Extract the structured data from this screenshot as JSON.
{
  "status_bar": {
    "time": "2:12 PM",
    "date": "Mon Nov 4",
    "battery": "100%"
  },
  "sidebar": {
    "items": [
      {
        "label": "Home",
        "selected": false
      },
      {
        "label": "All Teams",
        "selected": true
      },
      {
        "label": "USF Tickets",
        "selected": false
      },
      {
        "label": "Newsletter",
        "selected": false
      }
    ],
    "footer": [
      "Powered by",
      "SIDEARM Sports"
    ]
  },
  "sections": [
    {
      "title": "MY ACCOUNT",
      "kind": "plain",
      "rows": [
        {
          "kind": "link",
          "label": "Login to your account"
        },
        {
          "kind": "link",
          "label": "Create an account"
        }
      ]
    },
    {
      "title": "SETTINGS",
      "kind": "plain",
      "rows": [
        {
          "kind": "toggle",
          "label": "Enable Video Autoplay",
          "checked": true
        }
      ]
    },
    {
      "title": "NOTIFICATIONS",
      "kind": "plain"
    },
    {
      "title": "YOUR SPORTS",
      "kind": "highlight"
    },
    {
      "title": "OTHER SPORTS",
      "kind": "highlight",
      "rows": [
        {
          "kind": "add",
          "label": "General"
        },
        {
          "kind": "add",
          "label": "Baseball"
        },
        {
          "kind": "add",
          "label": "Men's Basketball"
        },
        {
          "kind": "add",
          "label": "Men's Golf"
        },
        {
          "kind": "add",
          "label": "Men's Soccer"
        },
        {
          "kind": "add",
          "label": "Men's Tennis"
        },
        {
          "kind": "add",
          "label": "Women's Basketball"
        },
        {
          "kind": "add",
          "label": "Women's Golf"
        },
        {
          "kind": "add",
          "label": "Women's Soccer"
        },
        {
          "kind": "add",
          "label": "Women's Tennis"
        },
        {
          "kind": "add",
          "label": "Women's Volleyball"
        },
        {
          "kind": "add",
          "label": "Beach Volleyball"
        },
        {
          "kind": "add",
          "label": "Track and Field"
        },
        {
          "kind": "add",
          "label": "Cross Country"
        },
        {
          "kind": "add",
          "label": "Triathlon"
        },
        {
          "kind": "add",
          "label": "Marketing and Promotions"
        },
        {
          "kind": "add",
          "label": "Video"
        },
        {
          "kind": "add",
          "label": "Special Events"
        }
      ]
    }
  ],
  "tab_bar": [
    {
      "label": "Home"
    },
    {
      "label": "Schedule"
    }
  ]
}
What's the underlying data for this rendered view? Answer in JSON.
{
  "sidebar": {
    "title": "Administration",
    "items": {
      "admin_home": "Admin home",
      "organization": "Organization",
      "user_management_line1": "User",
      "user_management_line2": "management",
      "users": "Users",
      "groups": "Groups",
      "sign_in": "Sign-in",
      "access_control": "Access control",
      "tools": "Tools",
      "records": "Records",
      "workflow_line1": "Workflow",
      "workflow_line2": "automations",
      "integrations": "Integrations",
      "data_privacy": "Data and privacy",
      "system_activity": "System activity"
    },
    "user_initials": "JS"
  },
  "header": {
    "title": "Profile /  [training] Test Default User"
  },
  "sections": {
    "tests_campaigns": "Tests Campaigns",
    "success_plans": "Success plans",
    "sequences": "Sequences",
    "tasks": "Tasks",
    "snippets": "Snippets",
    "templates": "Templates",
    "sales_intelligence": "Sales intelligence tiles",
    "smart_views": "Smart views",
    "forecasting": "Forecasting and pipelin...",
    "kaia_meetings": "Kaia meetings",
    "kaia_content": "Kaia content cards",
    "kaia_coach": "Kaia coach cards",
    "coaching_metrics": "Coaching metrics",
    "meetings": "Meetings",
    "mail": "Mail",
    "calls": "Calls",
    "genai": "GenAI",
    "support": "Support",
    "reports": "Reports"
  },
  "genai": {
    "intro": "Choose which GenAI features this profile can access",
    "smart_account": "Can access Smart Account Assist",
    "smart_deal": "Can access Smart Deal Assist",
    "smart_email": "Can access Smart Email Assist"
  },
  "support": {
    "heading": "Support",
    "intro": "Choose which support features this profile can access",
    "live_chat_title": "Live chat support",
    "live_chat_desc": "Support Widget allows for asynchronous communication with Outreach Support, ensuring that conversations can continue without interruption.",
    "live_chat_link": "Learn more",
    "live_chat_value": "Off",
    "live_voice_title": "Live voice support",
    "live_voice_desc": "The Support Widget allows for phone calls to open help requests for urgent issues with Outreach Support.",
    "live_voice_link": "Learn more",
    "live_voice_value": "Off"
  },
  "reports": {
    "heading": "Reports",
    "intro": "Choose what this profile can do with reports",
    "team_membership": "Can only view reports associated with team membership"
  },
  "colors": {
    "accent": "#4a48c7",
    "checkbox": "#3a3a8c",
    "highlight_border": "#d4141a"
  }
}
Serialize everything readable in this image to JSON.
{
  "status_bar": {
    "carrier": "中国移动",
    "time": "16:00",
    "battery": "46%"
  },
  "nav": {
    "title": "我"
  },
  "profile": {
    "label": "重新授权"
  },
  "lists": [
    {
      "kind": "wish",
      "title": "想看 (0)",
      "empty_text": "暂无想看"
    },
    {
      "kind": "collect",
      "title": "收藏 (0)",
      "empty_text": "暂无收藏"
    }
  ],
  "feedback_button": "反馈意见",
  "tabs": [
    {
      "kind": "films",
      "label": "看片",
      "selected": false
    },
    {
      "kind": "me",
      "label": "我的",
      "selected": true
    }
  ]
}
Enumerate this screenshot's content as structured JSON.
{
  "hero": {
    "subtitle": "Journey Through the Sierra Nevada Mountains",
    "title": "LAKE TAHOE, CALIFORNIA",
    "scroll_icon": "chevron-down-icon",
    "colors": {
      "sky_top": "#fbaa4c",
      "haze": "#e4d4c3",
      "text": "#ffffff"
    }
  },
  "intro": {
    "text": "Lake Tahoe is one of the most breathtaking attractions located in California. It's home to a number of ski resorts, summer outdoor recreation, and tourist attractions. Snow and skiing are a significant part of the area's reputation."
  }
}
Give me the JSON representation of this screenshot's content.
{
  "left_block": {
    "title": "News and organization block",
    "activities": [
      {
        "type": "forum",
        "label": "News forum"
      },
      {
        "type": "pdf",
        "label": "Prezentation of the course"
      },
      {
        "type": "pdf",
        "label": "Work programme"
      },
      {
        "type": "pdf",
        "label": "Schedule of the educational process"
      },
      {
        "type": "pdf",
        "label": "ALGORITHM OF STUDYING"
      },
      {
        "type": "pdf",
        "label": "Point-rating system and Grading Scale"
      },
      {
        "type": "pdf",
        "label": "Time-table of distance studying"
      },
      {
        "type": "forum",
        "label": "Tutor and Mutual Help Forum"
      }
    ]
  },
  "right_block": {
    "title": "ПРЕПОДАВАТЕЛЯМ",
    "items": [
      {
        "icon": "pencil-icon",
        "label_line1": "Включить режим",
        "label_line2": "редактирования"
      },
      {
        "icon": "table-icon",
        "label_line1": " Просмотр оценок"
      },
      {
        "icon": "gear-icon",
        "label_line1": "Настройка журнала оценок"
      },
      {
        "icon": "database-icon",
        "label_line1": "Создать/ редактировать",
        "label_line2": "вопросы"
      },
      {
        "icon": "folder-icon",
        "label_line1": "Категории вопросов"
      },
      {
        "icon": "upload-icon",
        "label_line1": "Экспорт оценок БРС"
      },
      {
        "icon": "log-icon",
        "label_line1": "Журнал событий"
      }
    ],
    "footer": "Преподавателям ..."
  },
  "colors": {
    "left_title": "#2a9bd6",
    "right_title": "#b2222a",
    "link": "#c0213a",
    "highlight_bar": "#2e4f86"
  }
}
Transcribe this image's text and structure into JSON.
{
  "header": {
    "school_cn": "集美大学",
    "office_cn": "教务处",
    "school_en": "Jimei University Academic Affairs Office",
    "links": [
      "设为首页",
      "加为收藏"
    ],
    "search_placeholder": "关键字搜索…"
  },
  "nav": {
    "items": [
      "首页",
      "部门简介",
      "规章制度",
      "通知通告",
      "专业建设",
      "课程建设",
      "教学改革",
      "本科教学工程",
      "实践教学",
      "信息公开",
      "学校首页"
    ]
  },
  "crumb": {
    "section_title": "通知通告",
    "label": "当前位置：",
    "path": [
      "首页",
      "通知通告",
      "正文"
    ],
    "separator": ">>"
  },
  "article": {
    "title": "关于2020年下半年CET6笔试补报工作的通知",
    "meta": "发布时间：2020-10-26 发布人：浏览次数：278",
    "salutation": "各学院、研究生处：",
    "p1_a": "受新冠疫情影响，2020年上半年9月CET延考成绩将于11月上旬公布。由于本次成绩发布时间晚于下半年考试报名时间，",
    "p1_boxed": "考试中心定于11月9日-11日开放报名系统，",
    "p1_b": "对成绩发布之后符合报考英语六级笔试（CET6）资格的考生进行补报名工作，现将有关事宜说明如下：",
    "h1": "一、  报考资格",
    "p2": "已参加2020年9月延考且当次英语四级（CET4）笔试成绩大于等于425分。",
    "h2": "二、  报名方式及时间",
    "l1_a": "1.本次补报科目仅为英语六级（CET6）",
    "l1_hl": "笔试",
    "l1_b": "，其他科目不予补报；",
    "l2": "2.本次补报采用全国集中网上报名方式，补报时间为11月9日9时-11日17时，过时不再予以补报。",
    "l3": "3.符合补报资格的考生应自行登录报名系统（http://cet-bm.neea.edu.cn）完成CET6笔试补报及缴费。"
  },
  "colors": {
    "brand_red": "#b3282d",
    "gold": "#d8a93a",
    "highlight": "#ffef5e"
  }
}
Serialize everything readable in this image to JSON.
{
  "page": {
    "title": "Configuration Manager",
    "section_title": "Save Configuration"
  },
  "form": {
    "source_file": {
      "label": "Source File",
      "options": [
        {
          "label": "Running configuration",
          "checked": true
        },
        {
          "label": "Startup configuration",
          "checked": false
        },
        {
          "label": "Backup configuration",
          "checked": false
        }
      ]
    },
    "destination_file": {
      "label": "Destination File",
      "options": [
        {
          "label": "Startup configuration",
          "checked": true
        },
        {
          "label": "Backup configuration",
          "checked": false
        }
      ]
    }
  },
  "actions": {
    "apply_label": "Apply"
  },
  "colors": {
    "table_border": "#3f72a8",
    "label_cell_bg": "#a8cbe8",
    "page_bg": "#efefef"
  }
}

++++

WHAT THE TASK ASKS: Collect each line of the entries that has the word "meetings", copying it in full.

TASK RESPONSE:
    "kaia_meetings": "Kaia meetings",
    "meetings": "Meetings",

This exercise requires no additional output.